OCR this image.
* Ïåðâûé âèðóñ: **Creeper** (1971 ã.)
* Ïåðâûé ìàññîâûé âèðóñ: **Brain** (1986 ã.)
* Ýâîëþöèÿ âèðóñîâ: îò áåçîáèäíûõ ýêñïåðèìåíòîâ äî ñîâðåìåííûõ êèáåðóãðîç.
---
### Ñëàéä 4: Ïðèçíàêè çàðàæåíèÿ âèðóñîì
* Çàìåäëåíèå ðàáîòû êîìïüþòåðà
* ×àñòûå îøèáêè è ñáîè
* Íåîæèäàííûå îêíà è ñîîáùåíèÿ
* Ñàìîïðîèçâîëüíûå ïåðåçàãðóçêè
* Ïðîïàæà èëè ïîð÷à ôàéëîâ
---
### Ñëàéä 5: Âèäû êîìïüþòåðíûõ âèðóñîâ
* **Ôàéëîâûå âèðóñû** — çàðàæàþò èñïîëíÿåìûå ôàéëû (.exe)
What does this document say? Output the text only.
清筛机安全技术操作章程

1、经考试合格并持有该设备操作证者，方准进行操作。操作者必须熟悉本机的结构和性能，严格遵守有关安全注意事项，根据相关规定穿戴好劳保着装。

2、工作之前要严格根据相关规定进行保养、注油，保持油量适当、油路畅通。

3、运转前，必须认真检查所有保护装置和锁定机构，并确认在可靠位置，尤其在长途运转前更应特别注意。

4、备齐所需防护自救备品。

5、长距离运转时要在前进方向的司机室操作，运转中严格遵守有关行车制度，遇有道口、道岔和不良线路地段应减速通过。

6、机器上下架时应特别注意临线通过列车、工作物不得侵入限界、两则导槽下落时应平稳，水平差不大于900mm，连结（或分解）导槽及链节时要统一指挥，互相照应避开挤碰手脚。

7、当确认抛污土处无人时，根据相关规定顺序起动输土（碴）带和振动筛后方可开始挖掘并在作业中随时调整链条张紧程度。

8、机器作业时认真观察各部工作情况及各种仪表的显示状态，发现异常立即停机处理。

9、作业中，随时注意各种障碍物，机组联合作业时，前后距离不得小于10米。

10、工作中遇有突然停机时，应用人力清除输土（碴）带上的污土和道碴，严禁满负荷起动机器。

────────────────

JOB: Every line of the material must be returned exactly as it appears.

EXERCISE SOLUTION:
OCR this image.
* Ïåðâûé âèðóñ: **Creeper** (1971 ã.)
* Ïåðâûé ìàññîâûé âèðóñ: **Brain** (1986 ã.)
* Ýâîëþöèÿ âèðóñîâ: îò áåçîáèäíûõ ýêñïåðèìåíòîâ äî ñîâðåìåííûõ êèáåðóãðîç.
---
### Ñëàéä 4: Ïðèçíàêè çàðàæåíèÿ âèðóñîì
* Çàìåäëåíèå ðàáîòû êîìïüþòåðà
* ×àñòûå îøèáêè è ñáîè
* Íåîæèäàííûå îêíà è ñîîáùåíèÿ
* Ñàìîïðîèçâîëüíûå ïåðåçàãðóçêè
* Ïðîïàæà èëè ïîð÷à ôàéëîâ
---
### Ñëàéä 5: Âèäû êîìïüþòåðíûõ âèðóñîâ
* **Ôàéëîâûå âèðóñû** — çàðàæàþò èñïîëíÿåìûå ôàéëû (.exe)
What does this document say? Output the text only.
清筛机安全技术操作章程

1、经考试合格并持有该设备操作证者，方准进行操作。操作者必须熟悉本机的结构和性能，严格遵守有关安全注意事项，根据相关规定穿戴好劳保着装。

2、工作之前要严格根据相关规定进行保养、注油，保持油量适当、油路畅通。

3、运转前，必须认真检查所有保护装置和锁定机构，并确认在可靠位置，尤其在长途运转前更应特别注意。

4、备齐所需防护自救备品。

5、长距离运转时要在前进方向的司机室操作，运转中严格遵守有关行车制度，遇有道口、道岔和不良线路地段应减速通过。

6、机器上下架时应特别注意临线通过列车、工作物不得侵入限界、两则导槽下落时应平稳，水平差不大于900mm，连结（或分解）导槽及链节时要统一指挥，互相照应避开挤碰手脚。

7、当确认抛污土处无人时，根据相关规定顺序起动输土（碴）带和振动筛后方可开始挖掘并在作业中随时调整链条张紧程度。

8、机器作业时认真观察各部工作情况及各种仪表的显示状态，发现异常立即停机处理。

9、作业中，随时注意各种障碍物，机组联合作业时，前后距离不得小于10米。

10、工作中遇有突然停机时，应用人力清除输土（碴）带上的污土和道碴，严禁满负荷起动机器。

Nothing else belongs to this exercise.